From the entries below, report how many lines contain the string "Output". Give only that number.
─── Records to process
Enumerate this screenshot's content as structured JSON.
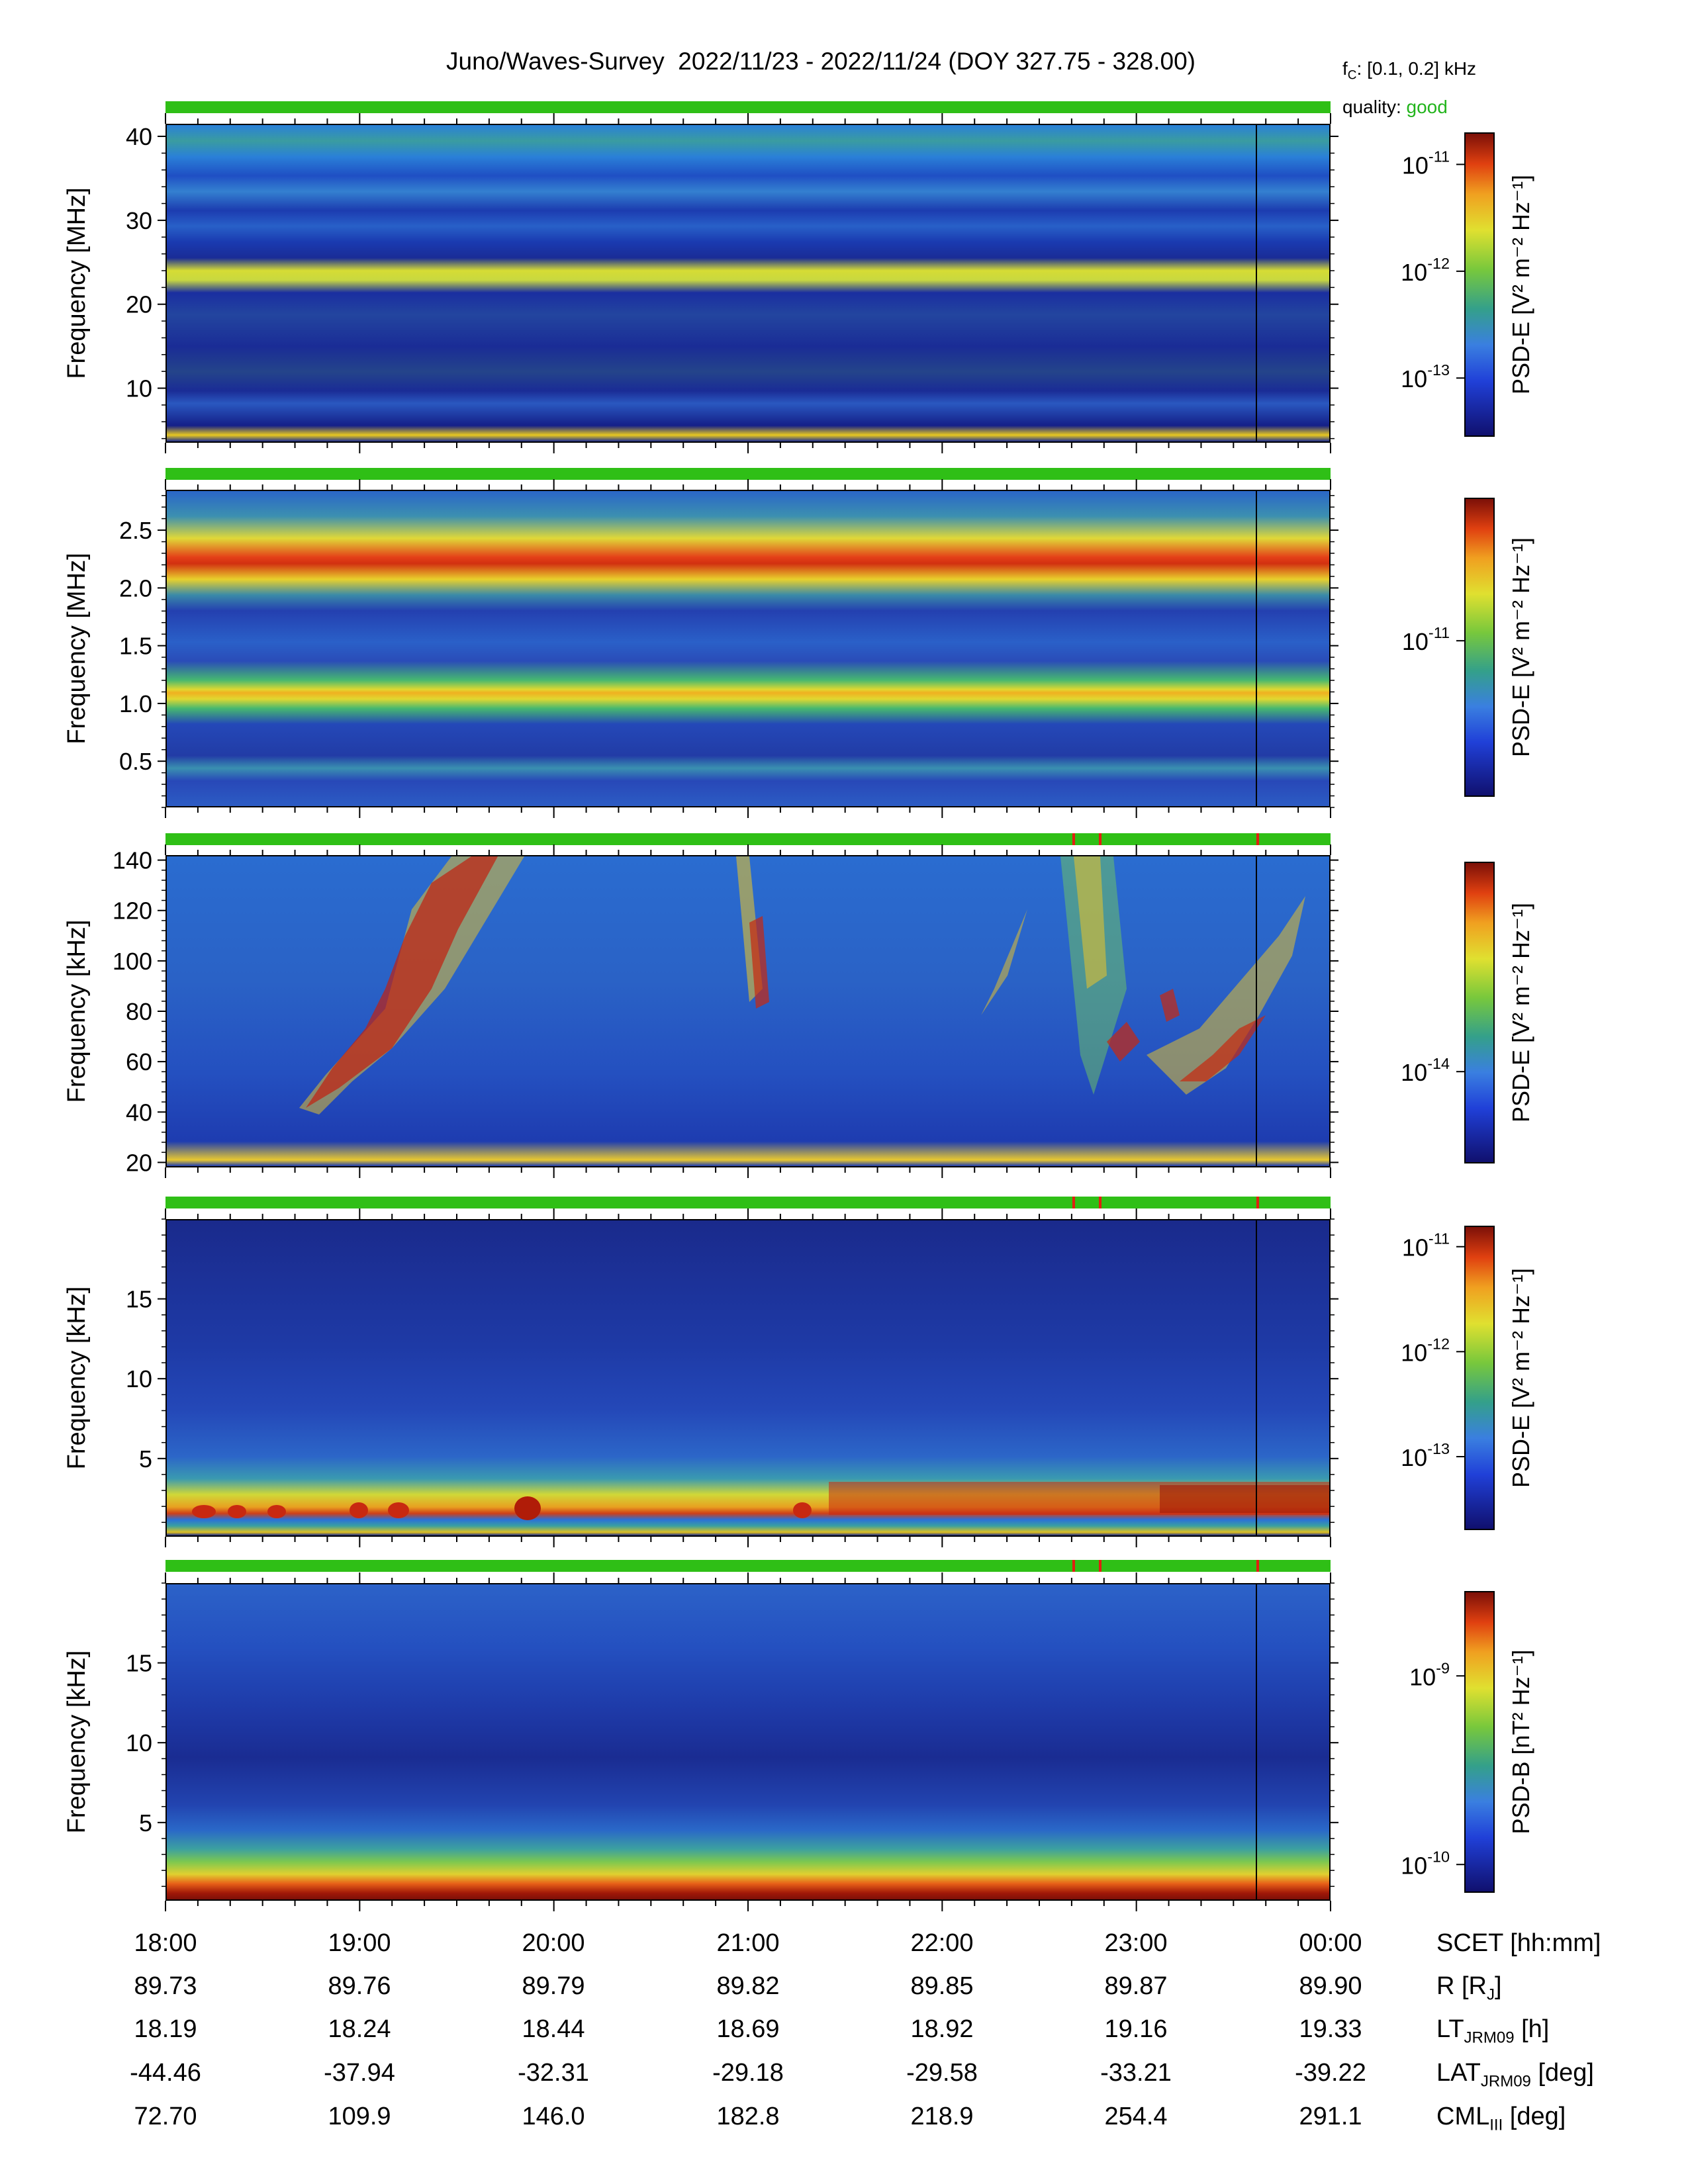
{
  "header": {
    "title": "Juno/Waves-Survey  2022/11/23 - 2022/11/24 (DOY 327.75 - 328.00)",
    "fc_label": "f",
    "fc_sub": "C",
    "fc_value": ": [0.1, 0.2] kHz",
    "quality_label": "quality:",
    "quality_value": "good",
    "quality_color": "#22b41c"
  },
  "chart_data": [
    {
      "type": "heatmap",
      "panel": 1,
      "ylabel": "Frequency [MHz]",
      "yticks": [
        10,
        20,
        30,
        40
      ],
      "ytick_labels": [
        "10",
        "20",
        "30",
        "40"
      ],
      "ylim": [
        3.5,
        41.5
      ],
      "colorbar_label": "PSD-E [V² m⁻² Hz⁻¹]",
      "colorbar_ticks": [
        "10-11",
        "10-12",
        "10-13"
      ],
      "colorbar_tick_values": [
        1e-11,
        1e-12,
        1e-13
      ],
      "features": [
        {
          "name": "band",
          "center": 22,
          "unit": "MHz"
        }
      ]
    },
    {
      "type": "heatmap",
      "panel": 2,
      "ylabel": "Frequency [MHz]",
      "yticks": [
        0.5,
        1.0,
        1.5,
        2.0,
        2.5
      ],
      "ytick_labels": [
        "0.5",
        "1.0",
        "1.5",
        "2.0",
        "2.5"
      ],
      "ylim": [
        0.1,
        2.85
      ],
      "colorbar_label": "PSD-E [V² m⁻² Hz⁻¹]",
      "colorbar_ticks": [
        "10-11"
      ],
      "colorbar_tick_values": [
        1e-11
      ],
      "features": [
        {
          "name": "band",
          "center": 2.25,
          "unit": "MHz"
        },
        {
          "name": "band",
          "center": 1.13,
          "unit": "MHz"
        }
      ]
    },
    {
      "type": "heatmap",
      "panel": 3,
      "ylabel": "Frequency [kHz]",
      "yticks": [
        20,
        40,
        60,
        80,
        100,
        120,
        140
      ],
      "ytick_labels": [
        "20",
        "40",
        "60",
        "80",
        "100",
        "120",
        "140"
      ],
      "ylim": [
        18,
        142
      ],
      "colorbar_label": "PSD-E [V² m⁻² Hz⁻¹]",
      "colorbar_ticks": [
        "10-14"
      ],
      "colorbar_tick_values": [
        1e-14
      ]
    },
    {
      "type": "heatmap",
      "panel": 4,
      "ylabel": "Frequency [kHz]",
      "yticks": [
        5,
        10,
        15
      ],
      "ytick_labels": [
        "5",
        "10",
        "15"
      ],
      "ylim": [
        0.1,
        20
      ],
      "colorbar_label": "PSD-E [V² m⁻² Hz⁻¹]",
      "colorbar_ticks": [
        "10-11",
        "10-12",
        "10-13"
      ],
      "colorbar_tick_values": [
        1e-11,
        1e-12,
        1e-13
      ]
    },
    {
      "type": "heatmap",
      "panel": 5,
      "ylabel": "Frequency [kHz]",
      "yticks": [
        5,
        10,
        15
      ],
      "ytick_labels": [
        "5",
        "10",
        "15"
      ],
      "ylim": [
        0.1,
        20
      ],
      "colorbar_label": "PSD-B [nT² Hz⁻¹]",
      "colorbar_ticks": [
        "10-9",
        "10-10"
      ],
      "colorbar_tick_values": [
        1e-09,
        1e-10
      ]
    }
  ],
  "xaxis": {
    "rows": [
      {
        "label": "SCET [hh:mm]",
        "values": [
          "18:00",
          "19:00",
          "20:00",
          "21:00",
          "22:00",
          "23:00",
          "00:00"
        ]
      },
      {
        "label": "R [R",
        "label_sub": "J",
        "label_end": "]",
        "values": [
          "89.73",
          "89.76",
          "89.79",
          "89.82",
          "89.85",
          "89.87",
          "89.90"
        ]
      },
      {
        "label": "LT",
        "label_sub": "JRM09",
        "label_end": " [h]",
        "values": [
          "18.19",
          "18.24",
          "18.44",
          "18.69",
          "18.92",
          "19.16",
          "19.33"
        ]
      },
      {
        "label": "LAT",
        "label_sub": "JRM09",
        "label_end": " [deg]",
        "values": [
          "-44.46",
          "-37.94",
          "-32.31",
          "-29.18",
          "-29.58",
          "-33.21",
          "-39.22"
        ]
      },
      {
        "label": "CML",
        "label_sub": "III",
        "label_end": " [deg]",
        "values": [
          "72.70",
          "109.9",
          "146.0",
          "182.8",
          "218.9",
          "254.4",
          "291.1"
        ]
      }
    ]
  }
}
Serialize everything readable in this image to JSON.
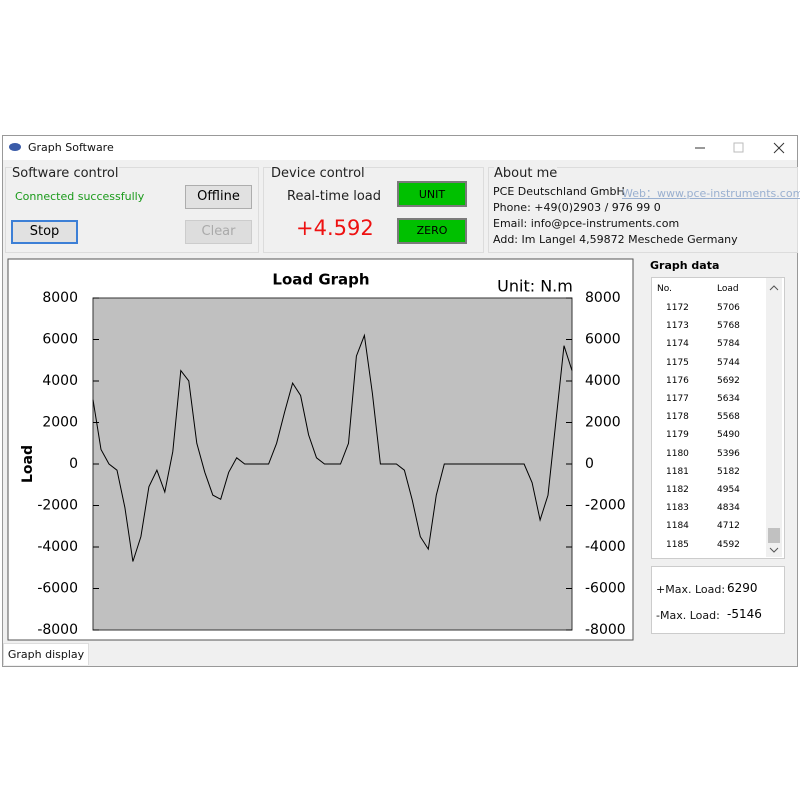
{
  "window": {
    "title": "Graph Software"
  },
  "software_control": {
    "title": "Software control",
    "status": "Connected successfully",
    "offline": "Offline",
    "stop": "Stop",
    "clear": "Clear"
  },
  "device_control": {
    "title": "Device control",
    "realtime_label": "Real-time load",
    "realtime_value": "+4.592",
    "unit_button": "UNIT",
    "zero_button": "ZERO"
  },
  "about": {
    "title": "About me",
    "company": "PCE Deutschland GmbH",
    "web": "Web：www.pce-instruments.com",
    "phone": "Phone: +49(0)2903 / 976 99 0",
    "email": "Email: info@pce-instruments.com",
    "address": "Add: Im Langel 4,59872 Meschede Germany"
  },
  "chart_data": {
    "type": "line",
    "title": "Load Graph",
    "unit_label": "Unit:  N.m",
    "y_label": "Load",
    "ylim": [
      -8000,
      8000
    ],
    "yticks": [
      -8000,
      -6000,
      -4000,
      -2000,
      0,
      2000,
      4000,
      6000,
      8000
    ],
    "background": "#c0c0c0",
    "series": [
      {
        "color": "#000000",
        "values": [
          3100,
          700,
          0,
          -300,
          -2100,
          -4700,
          -3500,
          -1100,
          -300,
          -1350,
          600,
          4500,
          4000,
          1000,
          -400,
          -1500,
          -1700,
          -400,
          300,
          0,
          0,
          0,
          0,
          1000,
          2500,
          3900,
          3300,
          1400,
          300,
          0,
          0,
          0,
          1000,
          5200,
          6200,
          3400,
          0,
          0,
          0,
          -300,
          -1750,
          -3500,
          -4100,
          -1500,
          0,
          0,
          0,
          0,
          0,
          0,
          0,
          0,
          0,
          0,
          0,
          -900,
          -2700,
          -1500,
          2100,
          5700,
          4500
        ]
      }
    ]
  },
  "graph_data": {
    "title": "Graph data",
    "columns": [
      "No.",
      "Load"
    ],
    "rows": [
      [
        1172,
        5706
      ],
      [
        1173,
        5768
      ],
      [
        1174,
        5784
      ],
      [
        1175,
        5744
      ],
      [
        1176,
        5692
      ],
      [
        1177,
        5634
      ],
      [
        1178,
        5568
      ],
      [
        1179,
        5490
      ],
      [
        1180,
        5396
      ],
      [
        1181,
        5182
      ],
      [
        1182,
        4954
      ],
      [
        1183,
        4834
      ],
      [
        1184,
        4712
      ],
      [
        1185,
        4592
      ]
    ]
  },
  "max": {
    "plus_label": "+Max. Load:",
    "plus_value": 6290,
    "minus_label": "-Max. Load:",
    "minus_value": -5146
  },
  "tabs": [
    "Graph display"
  ]
}
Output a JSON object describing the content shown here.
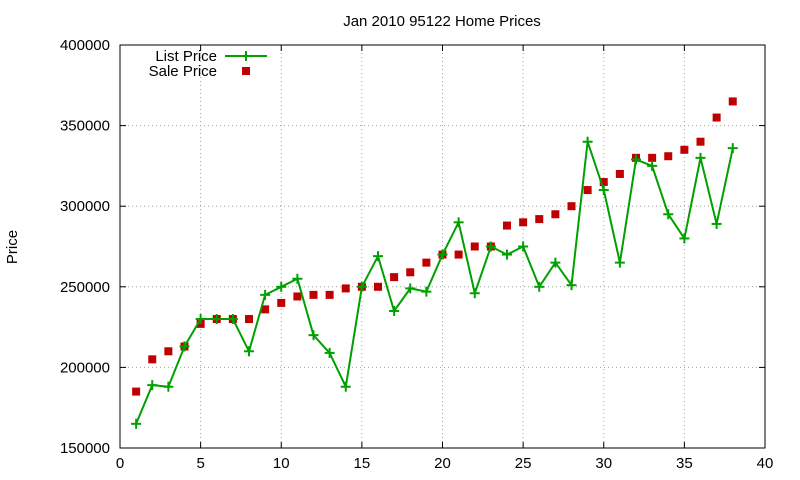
{
  "chart_data": {
    "type": "line",
    "title": "Jan 2010 95122 Home Prices",
    "xlabel": "",
    "ylabel": "Price",
    "xlim": [
      0,
      40
    ],
    "ylim": [
      150000,
      400000
    ],
    "xticks": [
      0,
      5,
      10,
      15,
      20,
      25,
      30,
      35,
      40
    ],
    "yticks": [
      150000,
      200000,
      250000,
      300000,
      350000,
      400000
    ],
    "grid": true,
    "legend_position": "top-left",
    "x": [
      1,
      2,
      3,
      4,
      5,
      6,
      7,
      8,
      9,
      10,
      11,
      12,
      13,
      14,
      15,
      16,
      17,
      18,
      19,
      20,
      21,
      22,
      23,
      24,
      25,
      26,
      27,
      28,
      29,
      30,
      31,
      32,
      33,
      34,
      35,
      36,
      37,
      38
    ],
    "series": [
      {
        "name": "List Price",
        "style": "line-with-plus-markers",
        "color": "#00a000",
        "values": [
          165000,
          189000,
          188000,
          213000,
          230000,
          230000,
          230000,
          210000,
          245000,
          250000,
          255000,
          220000,
          209000,
          188000,
          250000,
          269000,
          235000,
          249000,
          247000,
          270000,
          290000,
          246000,
          275000,
          270000,
          275000,
          250000,
          265000,
          251000,
          340000,
          310000,
          265000,
          329000,
          325000,
          295000,
          280000,
          330000,
          289000,
          336000
        ]
      },
      {
        "name": "Sale Price",
        "style": "square-markers",
        "color": "#c00000",
        "values": [
          185000,
          205000,
          210000,
          213000,
          227000,
          230000,
          230000,
          230000,
          236000,
          240000,
          244000,
          245000,
          245000,
          249000,
          250000,
          250000,
          256000,
          259000,
          265000,
          270000,
          270000,
          275000,
          275000,
          288000,
          290000,
          292000,
          295000,
          300000,
          310000,
          315000,
          320000,
          330000,
          330000,
          331000,
          335000,
          340000,
          355000,
          365000
        ]
      }
    ]
  }
}
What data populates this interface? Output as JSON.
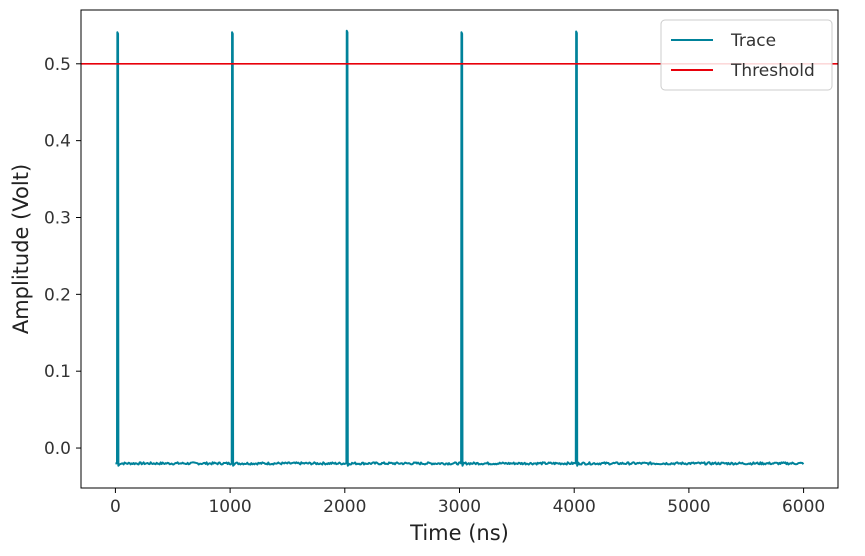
──────
** Result **
2